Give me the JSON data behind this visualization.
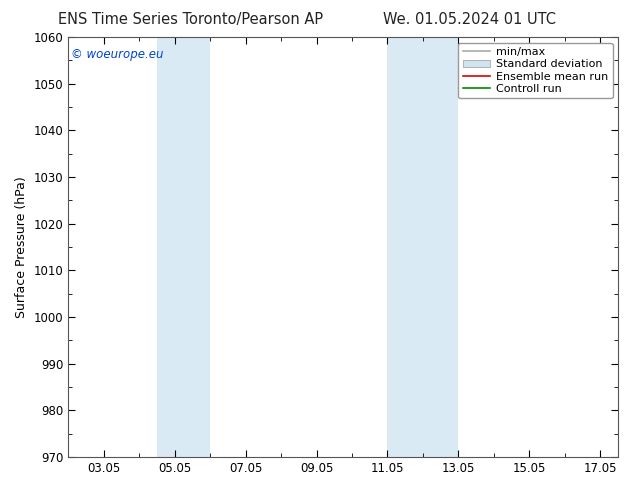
{
  "title_left": "ENS Time Series Toronto/Pearson AP",
  "title_right": "We. 01.05.2024 01 UTC",
  "ylabel": "Surface Pressure (hPa)",
  "ylim": [
    970,
    1060
  ],
  "yticks": [
    970,
    980,
    990,
    1000,
    1010,
    1020,
    1030,
    1040,
    1050,
    1060
  ],
  "xlim": [
    2.0,
    17.5
  ],
  "xtick_labels": [
    "03.05",
    "05.05",
    "07.05",
    "09.05",
    "11.05",
    "13.05",
    "15.05",
    "17.05"
  ],
  "xtick_positions": [
    3,
    5,
    7,
    9,
    11,
    13,
    15,
    17
  ],
  "shaded_bands": [
    {
      "x_start": 4.5,
      "x_end": 6.0,
      "color": "#daeaf5"
    },
    {
      "x_start": 11.0,
      "x_end": 13.0,
      "color": "#daeaf5"
    }
  ],
  "legend_items": [
    {
      "label": "min/max",
      "color": "#aaaaaa",
      "linewidth": 1.2,
      "linestyle": "-"
    },
    {
      "label": "Standard deviation",
      "color": "#d0e4f0",
      "linewidth": 6,
      "linestyle": "-"
    },
    {
      "label": "Ensemble mean run",
      "color": "#dd0000",
      "linewidth": 1.2,
      "linestyle": "-"
    },
    {
      "label": "Controll run",
      "color": "#008800",
      "linewidth": 1.2,
      "linestyle": "-"
    }
  ],
  "copyright_text": "© woeurope.eu",
  "copyright_color": "#0044cc",
  "background_color": "#ffffff",
  "plot_bg_color": "#ffffff",
  "spine_color": "#555555",
  "title_fontsize": 10.5,
  "ylabel_fontsize": 9,
  "tick_fontsize": 8.5,
  "legend_fontsize": 8
}
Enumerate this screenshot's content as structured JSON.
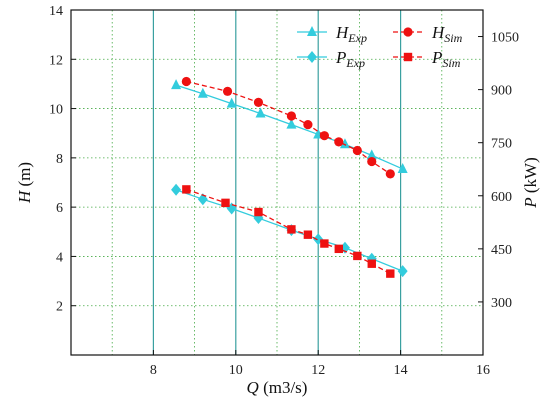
{
  "chart_data": {
    "type": "line",
    "x_axis": {
      "label_var": "Q",
      "label_unit": " (m3/s)",
      "range": [
        6,
        16
      ],
      "ticks": [
        8,
        10,
        12,
        14,
        16
      ]
    },
    "y_left": {
      "label_var": "H",
      "label_unit": " (m)",
      "range": [
        0,
        14
      ],
      "ticks": [
        2,
        4,
        6,
        8,
        10,
        12,
        14
      ]
    },
    "y_right": {
      "label_var": "P",
      "label_unit": " (kW)",
      "range": [
        150,
        1125
      ],
      "ticks": [
        300,
        450,
        600,
        750,
        900,
        1050
      ]
    },
    "grid": {
      "major_x": [
        8,
        10,
        12,
        14
      ],
      "minor_x": [
        7,
        9,
        11,
        13,
        15
      ],
      "minor_y": [
        2,
        4,
        6,
        8,
        10,
        12
      ]
    },
    "colors": {
      "exp": "#33ccdd",
      "sim": "#ee1111",
      "grid_major": "#3aa0a0",
      "grid_minor": "#44aa44"
    },
    "legend": {
      "placement": "top-right",
      "entries": [
        {
          "key": "h_exp",
          "base": "H",
          "sub": "Exp"
        },
        {
          "key": "h_sim",
          "base": "H",
          "sub": "Sim"
        },
        {
          "key": "p_exp",
          "base": "P",
          "sub": "Exp"
        },
        {
          "key": "p_sim",
          "base": "P",
          "sub": "Sim"
        }
      ]
    },
    "series": [
      {
        "key": "h_exp",
        "axis": "left",
        "marker": "triangle",
        "style": "solid",
        "color": "#33ccdd",
        "x": [
          8.55,
          9.2,
          9.9,
          10.6,
          11.35,
          12.0,
          12.65,
          13.3,
          14.05
        ],
        "y": [
          10.95,
          10.6,
          10.2,
          9.8,
          9.35,
          8.95,
          8.55,
          8.1,
          7.55
        ]
      },
      {
        "key": "h_sim",
        "axis": "left",
        "marker": "circle",
        "style": "dashed",
        "color": "#ee1111",
        "x": [
          8.8,
          9.8,
          10.55,
          11.35,
          11.75,
          12.15,
          12.5,
          12.95,
          13.3,
          13.75
        ],
        "y": [
          11.1,
          10.7,
          10.25,
          9.7,
          9.35,
          8.9,
          8.65,
          8.3,
          7.85,
          7.35
        ]
      },
      {
        "key": "p_exp",
        "axis": "right",
        "marker": "diamond",
        "style": "solid",
        "color": "#33ccdd",
        "x": [
          8.55,
          9.2,
          9.9,
          10.55,
          11.35,
          12.0,
          12.65,
          13.3,
          14.05
        ],
        "y": [
          617,
          590,
          564,
          537,
          503,
          477,
          453,
          422,
          387
        ]
      },
      {
        "key": "p_sim",
        "axis": "right",
        "marker": "square",
        "style": "dashed",
        "color": "#ee1111",
        "x": [
          8.8,
          9.75,
          10.55,
          11.35,
          11.75,
          12.15,
          12.5,
          12.95,
          13.3,
          13.75
        ],
        "y": [
          618,
          580,
          554,
          505,
          490,
          465,
          450,
          430,
          408,
          380
        ]
      }
    ]
  }
}
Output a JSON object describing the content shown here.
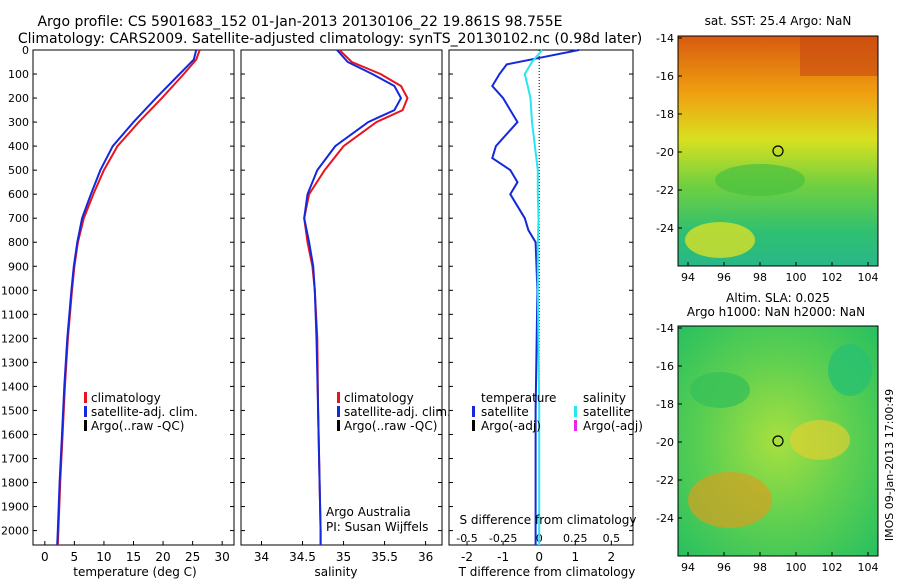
{
  "header": {
    "line1": "Argo profile: CS 5901683_152 01-Jan-2013 20130106_22 19.861S 98.755E",
    "line2": "Climatology: CARS2009. Satellite-adjusted climatology: synTS_20130102.nc (0.98d later)"
  },
  "colors": {
    "climatology": "#e8141e",
    "satellite": "#1428dc",
    "argo": "#000000",
    "salinity_satellite": "#28e6f0",
    "salinity_argo": "#e628e6"
  },
  "chart_data": [
    {
      "type": "line",
      "panel": "temperature",
      "xlabel": "temperature (deg C)",
      "ylabel": "",
      "xlim": [
        -2,
        32
      ],
      "xticks": [
        "0",
        "5",
        "10",
        "15",
        "20",
        "25",
        "30"
      ],
      "ylim": [
        2060,
        0
      ],
      "yticks": [
        "0",
        "100",
        "200",
        "300",
        "400",
        "500",
        "600",
        "700",
        "800",
        "900",
        "1000",
        "1100",
        "1200",
        "1300",
        "1400",
        "1500",
        "1600",
        "1700",
        "1800",
        "1900",
        "2000"
      ],
      "legend": [
        "climatology",
        "satellite-adj. clim.",
        "Argo(..raw -QC)"
      ],
      "series": [
        {
          "name": "climatology",
          "depth": [
            0,
            40,
            100,
            200,
            300,
            400,
            500,
            600,
            700,
            800,
            900,
            1000,
            1200,
            1400,
            1600,
            1800,
            2000,
            2060
          ],
          "values": [
            26.2,
            25.6,
            23.5,
            19.8,
            15.9,
            12.3,
            10.0,
            8.2,
            6.6,
            5.6,
            5.0,
            4.6,
            3.9,
            3.4,
            3.0,
            2.6,
            2.3,
            2.2
          ]
        },
        {
          "name": "satellite-adj. clim.",
          "depth": [
            0,
            40,
            100,
            200,
            300,
            400,
            500,
            600,
            700,
            800,
            900,
            1000,
            1200,
            1400,
            1600,
            1800,
            2000,
            2060
          ],
          "values": [
            25.6,
            25.2,
            22.8,
            18.8,
            15.0,
            11.5,
            9.4,
            7.8,
            6.3,
            5.5,
            4.9,
            4.5,
            3.8,
            3.3,
            2.9,
            2.5,
            2.2,
            2.1
          ]
        }
      ]
    },
    {
      "type": "line",
      "panel": "salinity",
      "xlabel": "salinity",
      "xlim": [
        33.75,
        36.2
      ],
      "xticks": [
        "34",
        "34.5",
        "35",
        "35.5",
        "36"
      ],
      "ylim": [
        2060,
        0
      ],
      "legend": [
        "climatology",
        "satellite-adj. clim.",
        "Argo(..raw -QC)"
      ],
      "annotation": [
        "Argo Australia",
        "PI: Susan Wijffels"
      ],
      "series": [
        {
          "name": "climatology",
          "depth": [
            0,
            50,
            100,
            150,
            200,
            250,
            300,
            400,
            500,
            600,
            700,
            800,
            900,
            1000,
            1200,
            1500,
            2000,
            2060
          ],
          "values": [
            34.95,
            35.1,
            35.45,
            35.7,
            35.78,
            35.72,
            35.4,
            35.0,
            34.77,
            34.58,
            34.52,
            34.56,
            34.62,
            34.65,
            34.68,
            34.69,
            34.72,
            34.72
          ]
        },
        {
          "name": "satellite-adj. clim.",
          "depth": [
            0,
            50,
            100,
            150,
            200,
            250,
            300,
            400,
            500,
            600,
            700,
            800,
            900,
            1000,
            1200,
            1500,
            2000,
            2060
          ],
          "values": [
            34.92,
            35.05,
            35.35,
            35.62,
            35.7,
            35.62,
            35.3,
            34.9,
            34.68,
            34.56,
            34.52,
            34.58,
            34.63,
            34.65,
            34.67,
            34.69,
            34.72,
            34.72
          ]
        }
      ]
    },
    {
      "type": "line",
      "panel": "difference",
      "xlabel": "T difference from climatology",
      "xlabel2": "S difference from climatology",
      "xlim": [
        -2.5,
        2.6
      ],
      "xticks": [
        "-2",
        "-1",
        "0",
        "1",
        "2"
      ],
      "xticks2": [
        "-0.5",
        "-0.25",
        "0",
        "0.25",
        "0.5"
      ],
      "ylim": [
        2060,
        0
      ],
      "legend_temperature": [
        "temperature",
        "satellite",
        "Argo(-adj)"
      ],
      "legend_salinity": [
        "salinity",
        "satellite",
        "Argo(-adj)"
      ],
      "series": [
        {
          "name": "temperature satellite",
          "depth": [
            0,
            30,
            60,
            100,
            150,
            200,
            300,
            400,
            450,
            500,
            550,
            600,
            650,
            700,
            750,
            800,
            1000,
            1500,
            2000,
            2060
          ],
          "values": [
            1.1,
            0.1,
            -0.9,
            -1.1,
            -1.3,
            -1.0,
            -0.6,
            -1.2,
            -1.3,
            -0.8,
            -0.6,
            -0.8,
            -0.6,
            -0.4,
            -0.3,
            -0.1,
            -0.05,
            -0.1,
            -0.1,
            -0.1
          ]
        },
        {
          "name": "salinity satellite",
          "depth": [
            0,
            50,
            100,
            150,
            200,
            300,
            400,
            500,
            600,
            700,
            800,
            1000,
            1500,
            2000,
            2060
          ],
          "values": [
            0.02,
            -0.05,
            -0.1,
            -0.08,
            -0.06,
            -0.05,
            -0.03,
            -0.01,
            -0.01,
            -0.005,
            -0.01,
            -0.01,
            0.0,
            0.0,
            0.0
          ]
        }
      ]
    }
  ],
  "maps": [
    {
      "title": "sat. SST: 25.4  Argo: NaN",
      "yticks": [
        "-14",
        "-16",
        "-18",
        "-20",
        "-22",
        "-24"
      ],
      "xticks": [
        "94",
        "96",
        "98",
        "100",
        "102",
        "104"
      ]
    },
    {
      "title_line1": "Altim. SLA: 0.025",
      "title_line2": "Argo h1000: NaN h2000: NaN",
      "yticks": [
        "-14",
        "-16",
        "-18",
        "-20",
        "-22",
        "-24"
      ],
      "xticks": [
        "94",
        "96",
        "98",
        "100",
        "102",
        "104"
      ]
    }
  ],
  "side_label": "IMOS 09-Jan-2013 17:00:49"
}
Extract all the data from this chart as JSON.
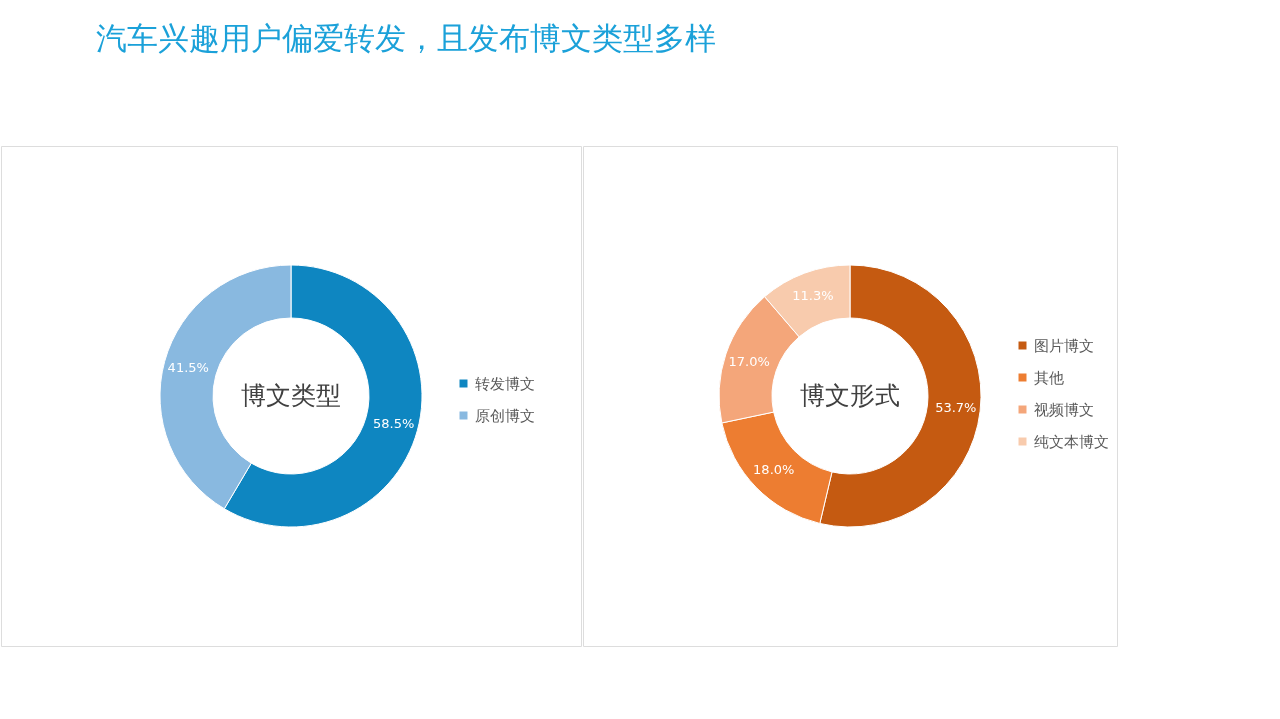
{
  "chart_data": [
    {
      "type": "donut",
      "title": "汽车兴趣用户偏爱转发，且发布博文类型多样",
      "annotations": [
        "博文类型"
      ],
      "categories": [
        "转发博文",
        "原创博文"
      ],
      "values": [
        58.5,
        41.5
      ],
      "value_labels": [
        "58.5%",
        "41.5%"
      ],
      "colors": [
        "#0e86c1",
        "#89b9e0"
      ],
      "legend": "right"
    },
    {
      "type": "donut",
      "annotations": [
        "博文形式"
      ],
      "categories": [
        "图片博文",
        "其他",
        "视频博文",
        "纯文本博文"
      ],
      "values": [
        53.7,
        18.0,
        17.0,
        11.3
      ],
      "value_labels": [
        "53.7%",
        "18.0%",
        "17.0%",
        "11.3%"
      ],
      "colors": [
        "#c55a11",
        "#ed7d31",
        "#f4a67a",
        "#f8cbad"
      ],
      "legend": "right"
    }
  ]
}
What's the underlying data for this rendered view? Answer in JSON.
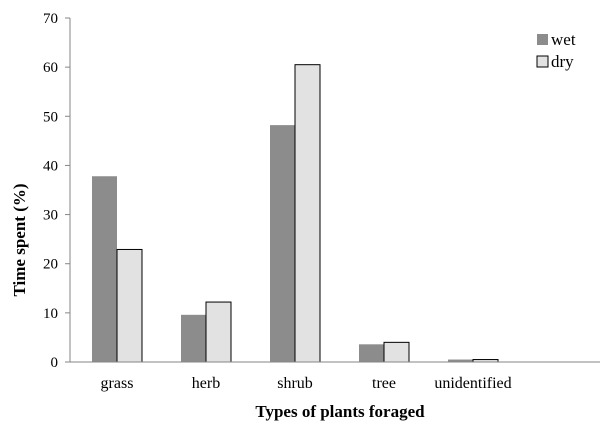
{
  "chart_data": {
    "type": "bar",
    "categories": [
      "grass",
      "herb",
      "shrub",
      "tree",
      "unidentified"
    ],
    "series": [
      {
        "name": "wet",
        "values": [
          37.8,
          9.6,
          48.2,
          3.6,
          0.5
        ],
        "color": "#8c8c8c"
      },
      {
        "name": "dry",
        "values": [
          22.9,
          12.2,
          60.5,
          4.0,
          0.5
        ],
        "color": "#e2e2e2"
      }
    ],
    "xlabel": "Types of plants foraged",
    "ylabel": "Time spent (%)",
    "ylim": [
      0,
      70
    ],
    "yticks": [
      0,
      10,
      20,
      30,
      40,
      50,
      60,
      70
    ],
    "grid": false,
    "legend_position": "top-right"
  }
}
***
▶ [What this task involves]: The copy should begin at the line containing "Extract all the data from this chart as JSON." and end at the last line of the data above; please restate those lines word for word without the pictures.

▶ [Written response]:
Extract all the data from this chart as JSON.
{
  "chart_data": [
    {
      "type": "donut",
      "title": "汽车兴趣用户偏爱转发，且发布博文类型多样",
      "annotations": [
        "博文类型"
      ],
      "categories": [
        "转发博文",
        "原创博文"
      ],
      "values": [
        58.5,
        41.5
      ],
      "value_labels": [
        "58.5%",
        "41.5%"
      ],
      "colors": [
        "#0e86c1",
        "#89b9e0"
      ],
      "legend": "right"
    },
    {
      "type": "donut",
      "annotations": [
        "博文形式"
      ],
      "categories": [
        "图片博文",
        "其他",
        "视频博文",
        "纯文本博文"
      ],
      "values": [
        53.7,
        18.0,
        17.0,
        11.3
      ],
      "value_labels": [
        "53.7%",
        "18.0%",
        "17.0%",
        "11.3%"
      ],
      "colors": [
        "#c55a11",
        "#ed7d31",
        "#f4a67a",
        "#f8cbad"
      ],
      "legend": "right"
    }
  ]
}
What's the underlying data for this rendered view? Answer in JSON.
{
  "chart_data": {
    "type": "bar",
    "categories": [
      "grass",
      "herb",
      "shrub",
      "tree",
      "unidentified"
    ],
    "series": [
      {
        "name": "wet",
        "values": [
          37.8,
          9.6,
          48.2,
          3.6,
          0.5
        ],
        "color": "#8c8c8c"
      },
      {
        "name": "dry",
        "values": [
          22.9,
          12.2,
          60.5,
          4.0,
          0.5
        ],
        "color": "#e2e2e2"
      }
    ],
    "xlabel": "Types of plants foraged",
    "ylabel": "Time spent (%)",
    "ylim": [
      0,
      70
    ],
    "yticks": [
      0,
      10,
      20,
      30,
      40,
      50,
      60,
      70
    ],
    "grid": false,
    "legend_position": "top-right"
  }
}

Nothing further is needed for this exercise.